What to produce: Find all the lines in the entries below that hold the word "Elastin" and copy them.

Page transcription dataset items
= Beginning of Section =
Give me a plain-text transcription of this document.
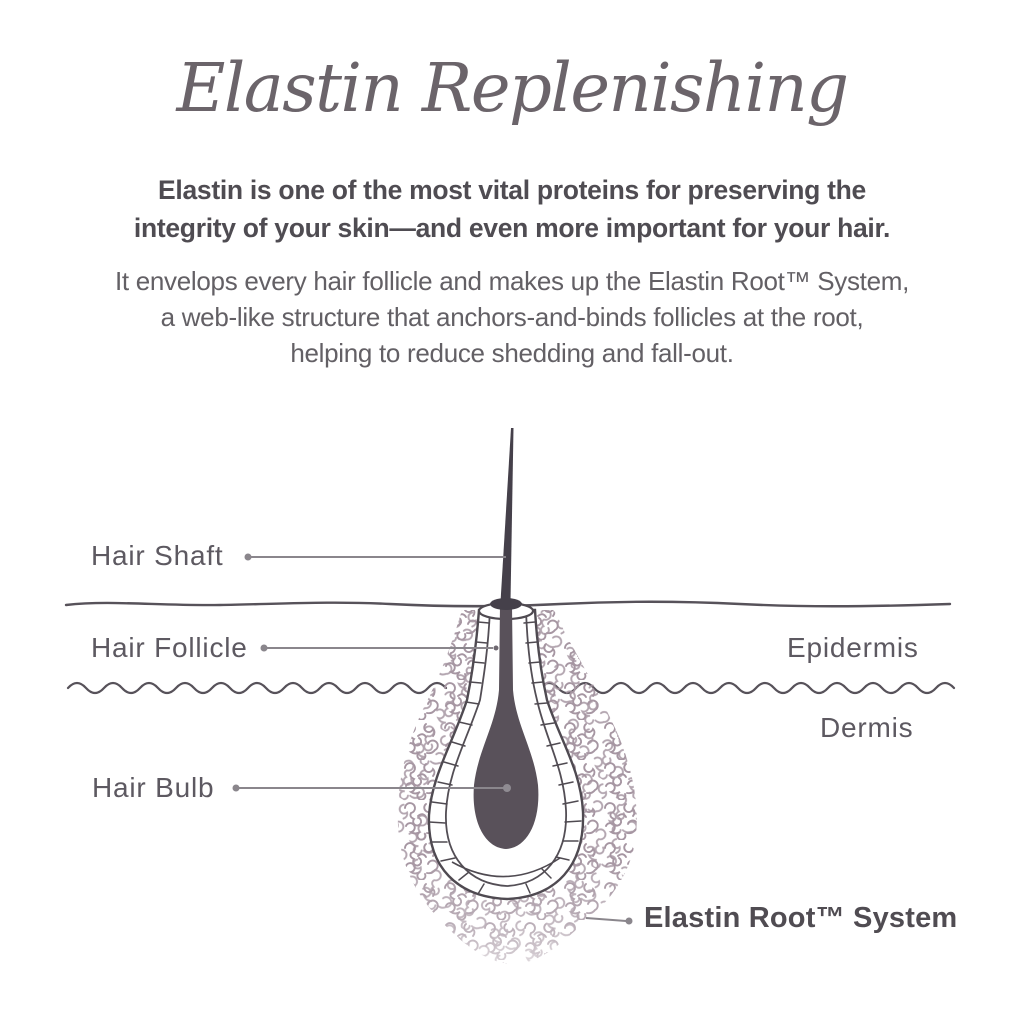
Elastin Replenishing
Elastin is one of the most vital proteins for preserving the
integrity of your skin—and even more important for your hair.
It envelops every hair follicle and makes up the Elastin Root™ System,
a web-like structure that anchors-and-binds follicles at the root,
helping to reduce shedding and fall-out.
Hair Shaft
Hair Follicle	Epidermis
Dermis
Hair Bulb
Elastin Root™ System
= End of Section =
Result of the task:
Elastin Replenishing
Elastin is one of the most vital proteins for preserving the
It envelops every hair follicle and makes up the Elastin Root™ System,
Elastin Root™ System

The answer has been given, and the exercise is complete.